Start DATA EXTRACT
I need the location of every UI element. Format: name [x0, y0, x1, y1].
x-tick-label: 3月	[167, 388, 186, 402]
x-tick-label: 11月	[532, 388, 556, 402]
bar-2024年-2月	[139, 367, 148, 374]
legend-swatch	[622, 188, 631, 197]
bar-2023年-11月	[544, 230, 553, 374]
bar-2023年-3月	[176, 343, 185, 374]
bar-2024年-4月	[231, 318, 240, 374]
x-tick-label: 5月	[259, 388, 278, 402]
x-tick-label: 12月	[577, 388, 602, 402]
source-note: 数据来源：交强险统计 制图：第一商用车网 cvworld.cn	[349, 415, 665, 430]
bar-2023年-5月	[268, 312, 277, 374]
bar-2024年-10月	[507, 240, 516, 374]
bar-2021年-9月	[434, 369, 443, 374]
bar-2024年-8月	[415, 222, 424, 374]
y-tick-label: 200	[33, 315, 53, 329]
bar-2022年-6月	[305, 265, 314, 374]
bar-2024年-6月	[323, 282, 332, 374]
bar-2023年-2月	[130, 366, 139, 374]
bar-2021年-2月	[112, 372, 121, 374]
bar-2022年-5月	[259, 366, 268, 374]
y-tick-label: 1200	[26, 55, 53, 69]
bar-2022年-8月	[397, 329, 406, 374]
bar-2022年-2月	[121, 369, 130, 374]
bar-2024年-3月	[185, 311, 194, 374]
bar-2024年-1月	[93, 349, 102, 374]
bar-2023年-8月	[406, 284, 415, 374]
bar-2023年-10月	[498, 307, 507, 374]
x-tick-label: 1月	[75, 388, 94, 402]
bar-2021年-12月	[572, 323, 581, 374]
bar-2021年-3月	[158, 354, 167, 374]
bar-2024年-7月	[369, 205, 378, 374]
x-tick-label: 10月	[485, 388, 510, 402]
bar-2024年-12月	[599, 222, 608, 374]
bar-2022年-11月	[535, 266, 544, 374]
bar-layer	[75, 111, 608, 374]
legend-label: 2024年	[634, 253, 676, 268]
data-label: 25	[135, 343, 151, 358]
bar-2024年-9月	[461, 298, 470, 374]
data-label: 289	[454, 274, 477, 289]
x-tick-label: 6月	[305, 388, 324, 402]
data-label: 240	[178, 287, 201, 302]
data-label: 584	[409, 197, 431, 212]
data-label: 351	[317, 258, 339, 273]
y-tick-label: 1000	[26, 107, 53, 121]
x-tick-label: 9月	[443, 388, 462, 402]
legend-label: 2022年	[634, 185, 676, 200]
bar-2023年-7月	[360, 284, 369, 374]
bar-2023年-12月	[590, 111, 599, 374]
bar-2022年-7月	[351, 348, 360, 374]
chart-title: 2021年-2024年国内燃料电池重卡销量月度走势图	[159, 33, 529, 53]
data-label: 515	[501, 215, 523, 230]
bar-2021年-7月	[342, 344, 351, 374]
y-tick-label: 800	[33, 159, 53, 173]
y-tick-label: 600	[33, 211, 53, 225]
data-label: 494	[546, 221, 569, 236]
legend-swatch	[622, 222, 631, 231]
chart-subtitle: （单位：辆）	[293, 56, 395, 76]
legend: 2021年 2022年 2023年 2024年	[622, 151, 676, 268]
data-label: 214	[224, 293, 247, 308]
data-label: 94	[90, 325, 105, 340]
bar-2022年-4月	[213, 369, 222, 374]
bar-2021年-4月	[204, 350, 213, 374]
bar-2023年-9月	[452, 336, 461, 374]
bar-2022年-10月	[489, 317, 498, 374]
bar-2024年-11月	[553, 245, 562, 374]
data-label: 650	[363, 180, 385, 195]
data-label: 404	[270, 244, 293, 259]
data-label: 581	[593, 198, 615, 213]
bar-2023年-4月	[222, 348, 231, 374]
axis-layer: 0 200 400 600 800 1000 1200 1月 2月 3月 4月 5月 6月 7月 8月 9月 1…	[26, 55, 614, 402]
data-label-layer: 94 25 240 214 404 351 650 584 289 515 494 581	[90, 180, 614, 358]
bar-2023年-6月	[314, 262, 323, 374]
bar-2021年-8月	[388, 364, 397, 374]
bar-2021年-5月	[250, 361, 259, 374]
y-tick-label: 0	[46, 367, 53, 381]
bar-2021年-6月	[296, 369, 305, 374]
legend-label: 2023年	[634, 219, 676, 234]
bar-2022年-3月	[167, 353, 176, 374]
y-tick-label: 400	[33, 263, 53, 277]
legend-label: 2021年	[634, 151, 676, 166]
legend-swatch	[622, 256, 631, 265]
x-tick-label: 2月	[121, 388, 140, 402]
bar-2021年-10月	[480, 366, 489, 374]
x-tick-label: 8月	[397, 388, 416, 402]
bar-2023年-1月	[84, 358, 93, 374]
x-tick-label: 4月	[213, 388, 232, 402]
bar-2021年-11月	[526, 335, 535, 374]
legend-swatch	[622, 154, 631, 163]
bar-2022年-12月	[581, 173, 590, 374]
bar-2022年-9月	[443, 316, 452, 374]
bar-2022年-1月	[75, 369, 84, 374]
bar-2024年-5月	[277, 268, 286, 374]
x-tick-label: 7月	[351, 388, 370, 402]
End DATA EXTRACT
_WHAT THIS TASK INVOLVES:_ Reproduce every line above verbatim, from first to last.

_THE SOLUTION:_
I need the location of every UI element. Format: name [x0, y0, x1, y1].
x-tick-label: 3月	[167, 388, 186, 402]
x-tick-label: 11月	[532, 388, 556, 402]
bar-2024年-2月	[139, 367, 148, 374]
legend-swatch	[622, 188, 631, 197]
bar-2023年-11月	[544, 230, 553, 374]
bar-2023年-3月	[176, 343, 185, 374]
bar-2024年-4月	[231, 318, 240, 374]
x-tick-label: 5月	[259, 388, 278, 402]
x-tick-label: 12月	[577, 388, 602, 402]
source-note: 数据来源：交强险统计 制图：第一商用车网 cvworld.cn	[349, 415, 665, 430]
bar-2023年-5月	[268, 312, 277, 374]
bar-2024年-10月	[507, 240, 516, 374]
bar-2021年-9月	[434, 369, 443, 374]
bar-2024年-8月	[415, 222, 424, 374]
y-tick-label: 200	[33, 315, 53, 329]
bar-2022年-6月	[305, 265, 314, 374]
bar-2024年-6月	[323, 282, 332, 374]
bar-2023年-2月	[130, 366, 139, 374]
bar-2021年-2月	[112, 372, 121, 374]
bar-2022年-5月	[259, 366, 268, 374]
y-tick-label: 1200	[26, 55, 53, 69]
bar-2022年-8月	[397, 329, 406, 374]
bar-2022年-2月	[121, 369, 130, 374]
bar-2024年-3月	[185, 311, 194, 374]
bar-2024年-1月	[93, 349, 102, 374]
bar-2023年-8月	[406, 284, 415, 374]
bar-2023年-10月	[498, 307, 507, 374]
x-tick-label: 1月	[75, 388, 94, 402]
bar-2021年-12月	[572, 323, 581, 374]
bar-2021年-3月	[158, 354, 167, 374]
bar-2024年-7月	[369, 205, 378, 374]
x-tick-label: 10月	[485, 388, 510, 402]
bar-2024年-12月	[599, 222, 608, 374]
bar-2022年-11月	[535, 266, 544, 374]
bar-layer	[75, 111, 608, 374]
legend-label: 2024年	[634, 253, 676, 268]
data-label: 25	[135, 343, 151, 358]
bar-2024年-9月	[461, 298, 470, 374]
data-label: 289	[454, 274, 477, 289]
x-tick-label: 6月	[305, 388, 324, 402]
data-label: 240	[178, 287, 201, 302]
data-label: 584	[409, 197, 431, 212]
data-label: 351	[317, 258, 339, 273]
y-tick-label: 1000	[26, 107, 53, 121]
x-tick-label: 9月	[443, 388, 462, 402]
legend-label: 2022年	[634, 185, 676, 200]
bar-2023年-7月	[360, 284, 369, 374]
bar-2023年-12月	[590, 111, 599, 374]
bar-2022年-7月	[351, 348, 360, 374]
chart-title: 2021年-2024年国内燃料电池重卡销量月度走势图	[159, 33, 529, 53]
data-label: 515	[501, 215, 523, 230]
bar-2021年-7月	[342, 344, 351, 374]
y-tick-label: 800	[33, 159, 53, 173]
y-tick-label: 600	[33, 211, 53, 225]
data-label: 494	[546, 221, 569, 236]
legend-swatch	[622, 222, 631, 231]
chart-subtitle: （单位：辆）	[293, 56, 395, 76]
legend: 2021年 2022年 2023年 2024年	[622, 151, 676, 268]
data-label: 214	[224, 293, 247, 308]
data-label: 94	[90, 325, 105, 340]
bar-2022年-4月	[213, 369, 222, 374]
bar-2021年-4月	[204, 350, 213, 374]
bar-2023年-9月	[452, 336, 461, 374]
bar-2022年-10月	[489, 317, 498, 374]
bar-2024年-11月	[553, 245, 562, 374]
data-label: 650	[363, 180, 385, 195]
data-label: 404	[270, 244, 293, 259]
data-label: 581	[593, 198, 615, 213]
bar-2023年-4月	[222, 348, 231, 374]
axis-layer: 0 200 400 600 800 1000 1200 1月 2月 3月 4月 5月 6月 7月 8月 9月 1…	[26, 55, 614, 402]
data-label-layer: 94 25 240 214 404 351 650 584 289 515 494 581	[90, 180, 614, 358]
bar-2023年-6月	[314, 262, 323, 374]
bar-2021年-8月	[388, 364, 397, 374]
bar-2021年-5月	[250, 361, 259, 374]
y-tick-label: 0	[46, 367, 53, 381]
bar-2021年-6月	[296, 369, 305, 374]
legend-label: 2023年	[634, 219, 676, 234]
bar-2022年-3月	[167, 353, 176, 374]
y-tick-label: 400	[33, 263, 53, 277]
legend-label: 2021年	[634, 151, 676, 166]
legend-swatch	[622, 256, 631, 265]
x-tick-label: 2月	[121, 388, 140, 402]
bar-2021年-10月	[480, 366, 489, 374]
x-tick-label: 8月	[397, 388, 416, 402]
bar-2023年-1月	[84, 358, 93, 374]
x-tick-label: 4月	[213, 388, 232, 402]
bar-2021年-11月	[526, 335, 535, 374]
legend-swatch	[622, 154, 631, 163]
bar-2022年-12月	[581, 173, 590, 374]
bar-2022年-9月	[443, 316, 452, 374]
bar-2022年-1月	[75, 369, 84, 374]
bar-2024年-5月	[277, 268, 286, 374]
x-tick-label: 7月	[351, 388, 370, 402]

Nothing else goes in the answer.